WHAT YOU NEED TO DO -> Transcribe, word for word, the line containing "Give me a plain-text" and each line following it through the end of the listing below. Omit all other lines.

___ SUPPLIED RECORDS

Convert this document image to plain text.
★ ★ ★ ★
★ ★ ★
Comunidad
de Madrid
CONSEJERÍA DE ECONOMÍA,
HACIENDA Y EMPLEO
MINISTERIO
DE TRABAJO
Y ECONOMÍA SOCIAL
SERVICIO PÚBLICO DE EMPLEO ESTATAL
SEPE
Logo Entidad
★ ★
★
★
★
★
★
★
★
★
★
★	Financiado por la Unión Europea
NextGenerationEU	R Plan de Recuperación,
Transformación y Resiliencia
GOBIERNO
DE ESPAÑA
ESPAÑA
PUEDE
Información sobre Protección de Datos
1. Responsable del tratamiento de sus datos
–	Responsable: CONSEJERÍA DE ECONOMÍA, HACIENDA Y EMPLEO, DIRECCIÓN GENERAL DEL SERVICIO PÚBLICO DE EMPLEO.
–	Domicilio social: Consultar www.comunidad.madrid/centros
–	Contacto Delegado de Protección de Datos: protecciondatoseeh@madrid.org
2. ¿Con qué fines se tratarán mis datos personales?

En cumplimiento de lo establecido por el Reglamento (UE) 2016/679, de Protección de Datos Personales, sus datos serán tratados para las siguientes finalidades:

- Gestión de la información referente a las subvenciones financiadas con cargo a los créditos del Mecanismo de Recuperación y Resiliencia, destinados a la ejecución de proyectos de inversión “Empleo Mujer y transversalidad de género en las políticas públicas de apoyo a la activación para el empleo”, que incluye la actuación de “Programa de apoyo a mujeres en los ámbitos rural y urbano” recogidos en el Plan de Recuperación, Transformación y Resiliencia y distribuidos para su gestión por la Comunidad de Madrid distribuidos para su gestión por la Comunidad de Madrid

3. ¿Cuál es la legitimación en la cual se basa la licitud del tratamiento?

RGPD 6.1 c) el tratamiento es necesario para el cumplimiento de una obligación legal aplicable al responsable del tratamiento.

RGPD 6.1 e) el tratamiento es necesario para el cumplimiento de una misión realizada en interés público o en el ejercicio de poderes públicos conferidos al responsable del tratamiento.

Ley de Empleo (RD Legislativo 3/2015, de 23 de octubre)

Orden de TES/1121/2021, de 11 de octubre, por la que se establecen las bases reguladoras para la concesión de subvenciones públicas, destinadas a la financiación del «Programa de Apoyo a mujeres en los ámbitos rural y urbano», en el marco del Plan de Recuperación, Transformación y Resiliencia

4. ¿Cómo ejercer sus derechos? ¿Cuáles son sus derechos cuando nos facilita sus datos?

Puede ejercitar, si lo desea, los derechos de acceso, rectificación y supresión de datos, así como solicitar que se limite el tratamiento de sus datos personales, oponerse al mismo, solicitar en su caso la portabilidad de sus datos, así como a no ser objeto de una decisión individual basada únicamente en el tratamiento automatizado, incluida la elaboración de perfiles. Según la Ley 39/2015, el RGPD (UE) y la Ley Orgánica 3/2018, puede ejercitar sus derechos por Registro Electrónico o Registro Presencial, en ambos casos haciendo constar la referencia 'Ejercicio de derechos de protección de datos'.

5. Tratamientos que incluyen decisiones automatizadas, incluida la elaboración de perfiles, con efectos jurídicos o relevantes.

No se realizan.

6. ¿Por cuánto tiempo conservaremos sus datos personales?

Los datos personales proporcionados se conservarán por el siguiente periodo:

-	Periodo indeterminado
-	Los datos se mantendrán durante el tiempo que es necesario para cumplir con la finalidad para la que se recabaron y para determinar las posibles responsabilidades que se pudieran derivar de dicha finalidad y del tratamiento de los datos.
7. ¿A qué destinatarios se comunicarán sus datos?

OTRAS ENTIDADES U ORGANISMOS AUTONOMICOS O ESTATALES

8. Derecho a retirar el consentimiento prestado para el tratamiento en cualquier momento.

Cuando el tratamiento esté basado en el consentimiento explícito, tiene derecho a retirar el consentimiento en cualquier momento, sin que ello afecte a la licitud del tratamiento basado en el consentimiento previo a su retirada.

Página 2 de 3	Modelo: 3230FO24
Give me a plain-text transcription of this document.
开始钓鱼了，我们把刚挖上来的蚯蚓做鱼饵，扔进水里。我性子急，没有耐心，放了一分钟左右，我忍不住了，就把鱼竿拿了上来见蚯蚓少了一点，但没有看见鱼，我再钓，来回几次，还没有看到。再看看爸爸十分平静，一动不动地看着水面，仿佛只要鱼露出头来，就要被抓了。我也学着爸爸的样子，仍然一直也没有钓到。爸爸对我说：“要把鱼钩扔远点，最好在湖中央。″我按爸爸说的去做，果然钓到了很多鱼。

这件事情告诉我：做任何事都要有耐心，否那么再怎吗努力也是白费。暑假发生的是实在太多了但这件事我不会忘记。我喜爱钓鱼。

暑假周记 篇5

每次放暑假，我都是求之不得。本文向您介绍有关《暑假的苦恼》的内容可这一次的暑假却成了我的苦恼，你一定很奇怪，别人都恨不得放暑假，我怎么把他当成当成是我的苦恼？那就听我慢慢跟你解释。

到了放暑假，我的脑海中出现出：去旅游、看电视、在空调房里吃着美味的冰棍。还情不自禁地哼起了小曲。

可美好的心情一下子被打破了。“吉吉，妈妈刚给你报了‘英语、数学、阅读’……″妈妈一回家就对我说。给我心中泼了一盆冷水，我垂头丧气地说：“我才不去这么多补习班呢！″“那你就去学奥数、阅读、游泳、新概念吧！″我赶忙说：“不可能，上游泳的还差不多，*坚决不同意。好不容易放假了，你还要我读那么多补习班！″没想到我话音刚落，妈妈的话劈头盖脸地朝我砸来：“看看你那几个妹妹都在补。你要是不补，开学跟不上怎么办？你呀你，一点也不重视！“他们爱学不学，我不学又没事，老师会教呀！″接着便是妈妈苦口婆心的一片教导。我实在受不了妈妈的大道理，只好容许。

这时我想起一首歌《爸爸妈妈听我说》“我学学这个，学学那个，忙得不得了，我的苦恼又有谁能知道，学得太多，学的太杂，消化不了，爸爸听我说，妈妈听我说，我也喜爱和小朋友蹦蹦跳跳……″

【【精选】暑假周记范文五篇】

______

SOLVED EXERCISE ->
Give me a plain-text transcription of this document.
开始钓鱼了，我们把刚挖上来的蚯蚓做鱼饵，扔进水里。我性子急，没有耐心，放了一分钟左右，我忍不住了，就把鱼竿拿了上来见蚯蚓少了一点，但没有看见鱼，我再钓，来回几次，还没有看到。再看看爸爸十分平静，一动不动地看着水面，仿佛只要鱼露出头来，就要被抓了。我也学着爸爸的样子，仍然一直也没有钓到。爸爸对我说：“要把鱼钩扔远点，最好在湖中央。″我按爸爸说的去做，果然钓到了很多鱼。

这件事情告诉我：做任何事都要有耐心，否那么再怎吗努力也是白费。暑假发生的是实在太多了但这件事我不会忘记。我喜爱钓鱼。

暑假周记 篇5

每次放暑假，我都是求之不得。本文向您介绍有关《暑假的苦恼》的内容可这一次的暑假却成了我的苦恼，你一定很奇怪，别人都恨不得放暑假，我怎么把他当成当成是我的苦恼？那就听我慢慢跟你解释。

到了放暑假，我的脑海中出现出：去旅游、看电视、在空调房里吃着美味的冰棍。还情不自禁地哼起了小曲。

可美好的心情一下子被打破了。“吉吉，妈妈刚给你报了‘英语、数学、阅读’……″妈妈一回家就对我说。给我心中泼了一盆冷水，我垂头丧气地说：“我才不去这么多补习班呢！″“那你就去学奥数、阅读、游泳、新概念吧！″我赶忙说：“不可能，上游泳的还差不多，*坚决不同意。好不容易放假了，你还要我读那么多补习班！″没想到我话音刚落，妈妈的话劈头盖脸地朝我砸来：“看看你那几个妹妹都在补。你要是不补，开学跟不上怎么办？你呀你，一点也不重视！“他们爱学不学，我不学又没事，老师会教呀！″接着便是妈妈苦口婆心的一片教导。我实在受不了妈妈的大道理，只好容许。

这时我想起一首歌《爸爸妈妈听我说》“我学学这个，学学那个，忙得不得了，我的苦恼又有谁能知道，学得太多，学的太杂，消化不了，爸爸听我说，妈妈听我说，我也喜爱和小朋友蹦蹦跳跳……″

【【精选】暑假周记范文五篇】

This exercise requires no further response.